Stated goal
Please write out the complete listing that follows, exactly as it reads.

Material for this exercise
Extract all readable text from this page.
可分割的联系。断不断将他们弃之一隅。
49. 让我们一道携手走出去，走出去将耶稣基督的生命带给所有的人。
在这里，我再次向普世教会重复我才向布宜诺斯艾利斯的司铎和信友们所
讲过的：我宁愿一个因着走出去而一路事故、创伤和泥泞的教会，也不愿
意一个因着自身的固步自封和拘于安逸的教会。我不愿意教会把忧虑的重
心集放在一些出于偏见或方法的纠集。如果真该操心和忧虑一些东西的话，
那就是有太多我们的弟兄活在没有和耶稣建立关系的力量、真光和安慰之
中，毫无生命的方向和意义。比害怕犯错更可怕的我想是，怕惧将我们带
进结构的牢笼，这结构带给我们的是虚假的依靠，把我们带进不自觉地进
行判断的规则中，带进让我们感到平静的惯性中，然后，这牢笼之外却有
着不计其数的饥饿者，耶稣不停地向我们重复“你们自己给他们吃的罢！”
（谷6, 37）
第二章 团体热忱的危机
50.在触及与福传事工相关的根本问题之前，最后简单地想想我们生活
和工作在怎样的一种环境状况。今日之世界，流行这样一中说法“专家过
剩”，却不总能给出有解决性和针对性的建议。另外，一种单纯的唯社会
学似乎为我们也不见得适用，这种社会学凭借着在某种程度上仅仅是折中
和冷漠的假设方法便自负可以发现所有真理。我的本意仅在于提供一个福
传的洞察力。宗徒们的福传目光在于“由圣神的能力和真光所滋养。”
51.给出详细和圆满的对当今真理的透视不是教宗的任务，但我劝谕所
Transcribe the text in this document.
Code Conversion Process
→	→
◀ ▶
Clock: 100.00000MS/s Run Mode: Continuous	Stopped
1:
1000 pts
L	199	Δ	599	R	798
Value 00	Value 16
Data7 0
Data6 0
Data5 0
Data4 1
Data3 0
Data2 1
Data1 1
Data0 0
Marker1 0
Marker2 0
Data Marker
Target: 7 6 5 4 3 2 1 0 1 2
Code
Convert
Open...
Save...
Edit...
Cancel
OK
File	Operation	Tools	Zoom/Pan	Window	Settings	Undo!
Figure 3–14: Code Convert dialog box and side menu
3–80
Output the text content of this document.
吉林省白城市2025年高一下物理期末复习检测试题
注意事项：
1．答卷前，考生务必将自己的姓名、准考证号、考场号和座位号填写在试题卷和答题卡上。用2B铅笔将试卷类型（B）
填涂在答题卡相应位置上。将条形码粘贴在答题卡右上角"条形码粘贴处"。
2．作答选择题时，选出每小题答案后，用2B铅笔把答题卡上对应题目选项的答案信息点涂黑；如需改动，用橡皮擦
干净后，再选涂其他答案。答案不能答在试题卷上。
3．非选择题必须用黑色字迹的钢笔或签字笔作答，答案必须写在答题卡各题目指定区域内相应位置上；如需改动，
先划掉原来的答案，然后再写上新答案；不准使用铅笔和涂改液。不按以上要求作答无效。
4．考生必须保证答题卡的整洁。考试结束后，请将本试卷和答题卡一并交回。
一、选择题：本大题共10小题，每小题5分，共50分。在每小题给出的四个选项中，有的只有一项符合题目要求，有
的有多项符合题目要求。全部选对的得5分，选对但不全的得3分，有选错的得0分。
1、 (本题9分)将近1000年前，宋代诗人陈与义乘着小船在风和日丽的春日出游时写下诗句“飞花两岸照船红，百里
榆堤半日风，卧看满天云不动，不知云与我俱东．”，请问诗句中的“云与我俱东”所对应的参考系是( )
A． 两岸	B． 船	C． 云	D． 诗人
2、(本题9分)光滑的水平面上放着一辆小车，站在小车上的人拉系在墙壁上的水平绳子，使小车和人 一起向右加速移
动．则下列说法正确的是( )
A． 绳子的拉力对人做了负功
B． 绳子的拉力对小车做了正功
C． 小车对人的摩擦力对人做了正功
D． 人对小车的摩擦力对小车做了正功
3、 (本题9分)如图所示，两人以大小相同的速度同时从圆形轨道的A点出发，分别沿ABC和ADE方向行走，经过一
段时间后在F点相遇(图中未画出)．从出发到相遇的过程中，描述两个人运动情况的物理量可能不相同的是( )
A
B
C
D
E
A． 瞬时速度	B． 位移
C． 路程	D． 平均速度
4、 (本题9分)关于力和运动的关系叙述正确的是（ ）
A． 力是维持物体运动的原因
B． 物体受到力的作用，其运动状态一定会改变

Written solution
Extract all readable text from this page.
可分割的联系。断不断将他们弃之一隅。
49. 让我们一道携手走出去，走出去将耶稣基督的生命带给所有的人。
在这里，我再次向普世教会重复我才向布宜诺斯艾利斯的司铎和信友们所
讲过的：我宁愿一个因着走出去而一路事故、创伤和泥泞的教会，也不愿
意一个因着自身的固步自封和拘于安逸的教会。我不愿意教会把忧虑的重
心集放在一些出于偏见或方法的纠集。如果真该操心和忧虑一些东西的话，
那就是有太多我们的弟兄活在没有和耶稣建立关系的力量、真光和安慰之
中，毫无生命的方向和意义。比害怕犯错更可怕的我想是，怕惧将我们带
进结构的牢笼，这结构带给我们的是虚假的依靠，把我们带进不自觉地进
行判断的规则中，带进让我们感到平静的惯性中，然后，这牢笼之外却有
着不计其数的饥饿者，耶稣不停地向我们重复“你们自己给他们吃的罢！”
（谷6, 37）
第二章 团体热忱的危机
50.在触及与福传事工相关的根本问题之前，最后简单地想想我们生活
和工作在怎样的一种环境状况。今日之世界，流行这样一中说法“专家过
剩”，却不总能给出有解决性和针对性的建议。另外，一种单纯的唯社会
学似乎为我们也不见得适用，这种社会学凭借着在某种程度上仅仅是折中
和冷漠的假设方法便自负可以发现所有真理。我的本意仅在于提供一个福
传的洞察力。宗徒们的福传目光在于“由圣神的能力和真光所滋养。”
51.给出详细和圆满的对当今真理的透视不是教宗的任务，但我劝谕所
Transcribe the text in this document.
Code Conversion Process
→	→
◀ ▶
Clock: 100.00000MS/s Run Mode: Continuous	Stopped
1:
1000 pts
L	199	Δ	599	R	798
Value 00	Value 16
Data7 0
Data6 0
Data5 0
Data4 1
Data3 0
Data2 1
Data1 1
Data0 0
Marker1 0
Marker2 0
Data Marker
Target: 7 6 5 4 3 2 1 0 1 2
Code
Convert
Open...
Save...
Edit...
Cancel
OK
File	Operation	Tools	Zoom/Pan	Window	Settings	Undo!
Figure 3–14: Code Convert dialog box and side menu
3–80
Output the text content of this document.
吉林省白城市2025年高一下物理期末复习检测试题
注意事项：
1．答卷前，考生务必将自己的姓名、准考证号、考场号和座位号填写在试题卷和答题卡上。用2B铅笔将试卷类型（B）
填涂在答题卡相应位置上。将条形码粘贴在答题卡右上角"条形码粘贴处"。
2．作答选择题时，选出每小题答案后，用2B铅笔把答题卡上对应题目选项的答案信息点涂黑；如需改动，用橡皮擦
干净后，再选涂其他答案。答案不能答在试题卷上。
3．非选择题必须用黑色字迹的钢笔或签字笔作答，答案必须写在答题卡各题目指定区域内相应位置上；如需改动，
先划掉原来的答案，然后再写上新答案；不准使用铅笔和涂改液。不按以上要求作答无效。
4．考生必须保证答题卡的整洁。考试结束后，请将本试卷和答题卡一并交回。
一、选择题：本大题共10小题，每小题5分，共50分。在每小题给出的四个选项中，有的只有一项符合题目要求，有
的有多项符合题目要求。全部选对的得5分，选对但不全的得3分，有选错的得0分。
1、 (本题9分)将近1000年前，宋代诗人陈与义乘着小船在风和日丽的春日出游时写下诗句“飞花两岸照船红，百里
榆堤半日风，卧看满天云不动，不知云与我俱东．”，请问诗句中的“云与我俱东”所对应的参考系是( )
A． 两岸	B． 船	C． 云	D． 诗人
2、(本题9分)光滑的水平面上放着一辆小车，站在小车上的人拉系在墙壁上的水平绳子，使小车和人 一起向右加速移
动．则下列说法正确的是( )
A． 绳子的拉力对人做了负功
B． 绳子的拉力对小车做了正功
C． 小车对人的摩擦力对人做了正功
D． 人对小车的摩擦力对小车做了正功
3、 (本题9分)如图所示，两人以大小相同的速度同时从圆形轨道的A点出发，分别沿ABC和ADE方向行走，经过一
段时间后在F点相遇(图中未画出)．从出发到相遇的过程中，描述两个人运动情况的物理量可能不相同的是( )
A
B
C
D
E
A． 瞬时速度	B． 位移
C． 路程	D． 平均速度
4、 (本题9分)关于力和运动的关系叙述正确的是（ ）
A． 力是维持物体运动的原因
B． 物体受到力的作用，其运动状态一定会改变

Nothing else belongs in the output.